Scan the records and identify every line in which the string "color" occurs, then return those lines.

--- RECORD EXCERPTS ---

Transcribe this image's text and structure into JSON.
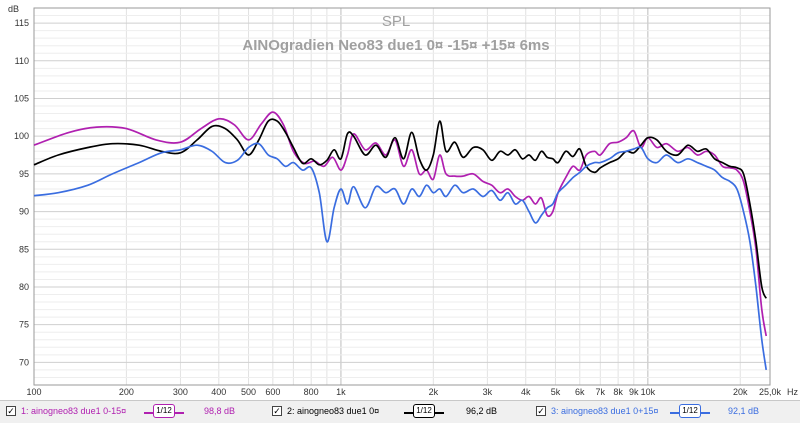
{
  "chart_data": {
    "type": "line",
    "title": "SPL",
    "subtitle": "AINOgradien Neo83 due1 0¤ -15¤ +15¤ 6ms",
    "ylabel": "dB",
    "xlabel": "Hz",
    "x_scale": "log",
    "xlim": [
      100,
      25000
    ],
    "ylim": [
      67,
      117
    ],
    "grid": true,
    "x_ticks": [
      {
        "value": 100,
        "label": "100"
      },
      {
        "value": 200,
        "label": "200"
      },
      {
        "value": 300,
        "label": "300"
      },
      {
        "value": 400,
        "label": "400"
      },
      {
        "value": 500,
        "label": "500"
      },
      {
        "value": 600,
        "label": "600"
      },
      {
        "value": 800,
        "label": "800"
      },
      {
        "value": 1000,
        "label": "1k"
      },
      {
        "value": 2000,
        "label": "2k"
      },
      {
        "value": 3000,
        "label": "3k"
      },
      {
        "value": 4000,
        "label": "4k"
      },
      {
        "value": 5000,
        "label": "5k"
      },
      {
        "value": 6000,
        "label": "6k"
      },
      {
        "value": 7000,
        "label": "7k"
      },
      {
        "value": 8000,
        "label": "8k"
      },
      {
        "value": 9000,
        "label": "9k"
      },
      {
        "value": 10000,
        "label": "10k"
      },
      {
        "value": 20000,
        "label": "20k"
      },
      {
        "value": 25000,
        "label": "25,0k"
      }
    ],
    "y_ticks": [
      70,
      75,
      80,
      85,
      90,
      95,
      100,
      105,
      110,
      115
    ],
    "series": [
      {
        "name": "1: ainogneo83 due1 0-15¤",
        "color": "#b020b0",
        "x": [
          100,
          130,
          160,
          200,
          250,
          300,
          350,
          400,
          450,
          500,
          550,
          600,
          650,
          700,
          760,
          820,
          880,
          940,
          1000,
          1050,
          1100,
          1200,
          1300,
          1400,
          1500,
          1600,
          1700,
          1800,
          1900,
          2000,
          2100,
          2200,
          2350,
          2500,
          2700,
          2900,
          3100,
          3300,
          3500,
          3700,
          3900,
          4100,
          4300,
          4500,
          4700,
          4900,
          5100,
          5400,
          5700,
          6000,
          6300,
          6700,
          7000,
          7500,
          8000,
          8500,
          9000,
          9500,
          10000,
          10700,
          11500,
          12500,
          13500,
          14500,
          15500,
          16500,
          17500,
          18500,
          19500,
          20500,
          21500,
          22500,
          23500,
          24300
        ],
        "y": [
          98.8,
          100.5,
          101.2,
          101.0,
          99.5,
          99.2,
          101.0,
          102.3,
          101.5,
          99.5,
          101.6,
          103.2,
          101.5,
          98.0,
          96.4,
          96.7,
          96.0,
          97.2,
          95.5,
          97.5,
          100.3,
          98.2,
          99.1,
          97.5,
          99.5,
          96.0,
          98.2,
          95.0,
          95.5,
          94.3,
          97.5,
          95.0,
          94.7,
          94.7,
          95.0,
          94.0,
          93.5,
          92.5,
          93.0,
          92.0,
          91.5,
          92.0,
          91.0,
          91.8,
          89.5,
          90.0,
          92.5,
          94.5,
          96.0,
          95.5,
          97.5,
          98.0,
          97.5,
          99.0,
          99.2,
          99.8,
          100.7,
          98.5,
          99.8,
          98.5,
          99.0,
          98.0,
          98.5,
          97.5,
          98.0,
          97.5,
          96.0,
          95.8,
          95.5,
          94.0,
          90.0,
          85.0,
          77.0,
          73.5
        ]
      },
      {
        "name": "2: ainogneo83 due1 0¤",
        "color": "#000000",
        "x": [
          100,
          120,
          150,
          180,
          220,
          260,
          300,
          340,
          380,
          420,
          460,
          500,
          540,
          580,
          620,
          660,
          700,
          750,
          800,
          850,
          900,
          950,
          1000,
          1050,
          1100,
          1200,
          1300,
          1400,
          1500,
          1600,
          1700,
          1800,
          1900,
          2000,
          2100,
          2200,
          2350,
          2500,
          2700,
          2900,
          3100,
          3300,
          3500,
          3700,
          3900,
          4100,
          4300,
          4500,
          4700,
          4900,
          5100,
          5400,
          5700,
          6000,
          6300,
          6700,
          7000,
          7500,
          8000,
          8500,
          9000,
          9500,
          10000,
          10700,
          11500,
          12500,
          13500,
          14500,
          15500,
          16500,
          17500,
          18500,
          19500,
          20500,
          21500,
          22500,
          23500,
          24300
        ],
        "y": [
          96.2,
          97.5,
          98.5,
          99.0,
          98.8,
          98.0,
          97.8,
          99.5,
          101.3,
          101.0,
          99.5,
          97.5,
          99.5,
          102.0,
          102.0,
          100.5,
          98.5,
          96.4,
          97.0,
          96.2,
          96.8,
          98.2,
          97.0,
          100.3,
          100.0,
          97.5,
          98.8,
          97.2,
          99.8,
          97.0,
          100.5,
          97.0,
          95.5,
          97.5,
          102.0,
          98.0,
          99.2,
          97.2,
          98.5,
          98.2,
          96.8,
          98.0,
          97.5,
          98.2,
          97.0,
          97.5,
          96.8,
          98.0,
          97.2,
          97.0,
          96.5,
          98.0,
          97.3,
          98.3,
          96.0,
          95.2,
          95.8,
          96.5,
          97.0,
          98.0,
          97.8,
          98.8,
          99.8,
          99.5,
          98.0,
          97.5,
          98.8,
          98.0,
          98.3,
          97.0,
          96.5,
          96.0,
          95.8,
          95.0,
          91.0,
          86.0,
          80.0,
          78.5
        ]
      },
      {
        "name": "3: ainogneo83 due1 0+15¤",
        "color": "#3a6de0",
        "x": [
          100,
          120,
          150,
          180,
          220,
          260,
          300,
          340,
          380,
          420,
          460,
          500,
          540,
          580,
          620,
          660,
          700,
          750,
          800,
          850,
          900,
          950,
          1000,
          1050,
          1100,
          1200,
          1300,
          1400,
          1500,
          1600,
          1700,
          1800,
          1900,
          2000,
          2100,
          2200,
          2350,
          2500,
          2700,
          2900,
          3100,
          3300,
          3500,
          3700,
          3900,
          4100,
          4300,
          4500,
          4700,
          4900,
          5100,
          5400,
          5700,
          6000,
          6300,
          6700,
          7000,
          7500,
          8000,
          8500,
          9000,
          9500,
          10000,
          10700,
          11500,
          12500,
          13500,
          14500,
          15500,
          16500,
          17500,
          18500,
          19500,
          20500,
          21500,
          22500,
          23500,
          24300
        ],
        "y": [
          92.1,
          92.5,
          93.5,
          95.0,
          96.5,
          97.8,
          98.2,
          98.8,
          98.0,
          96.5,
          96.8,
          98.5,
          99.0,
          97.5,
          97.0,
          96.0,
          96.5,
          95.5,
          95.8,
          92.5,
          86.0,
          90.5,
          93.0,
          91.0,
          93.3,
          90.5,
          93.3,
          92.5,
          93.0,
          91.0,
          93.0,
          92.0,
          93.5,
          92.5,
          93.0,
          92.0,
          93.5,
          92.5,
          93.0,
          92.0,
          92.8,
          91.5,
          92.5,
          91.0,
          91.5,
          90.0,
          88.5,
          89.5,
          90.5,
          91.0,
          92.5,
          93.5,
          94.5,
          95.2,
          96.0,
          96.5,
          96.5,
          97.0,
          97.8,
          98.0,
          98.3,
          98.5,
          97.0,
          96.5,
          97.5,
          96.5,
          97.0,
          96.5,
          96.0,
          95.5,
          94.5,
          94.0,
          93.0,
          90.0,
          86.0,
          80.0,
          73.0,
          69.0
        ]
      }
    ]
  },
  "legend": [
    {
      "label": "1: ainogneo83 due1 0-15¤",
      "smoothing": "1/12",
      "value": "98,8 dB",
      "color": "#b020b0",
      "checked": "✓"
    },
    {
      "label": "2: ainogneo83 due1 0¤",
      "smoothing": "1/12",
      "value": "96,2 dB",
      "color": "#000000",
      "checked": "✓"
    },
    {
      "label": "3: ainogneo83 due1 0+15¤",
      "smoothing": "1/12",
      "value": "92,1 dB",
      "color": "#3a6de0",
      "checked": "✓"
    }
  ]
}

---

- [FINISHED ANSWER]:
        "color": "#b020b0",
        "color": "#000000",
        "color": "#3a6de0",
      "color": "#b020b0",
      "color": "#000000",
      "color": "#3a6de0",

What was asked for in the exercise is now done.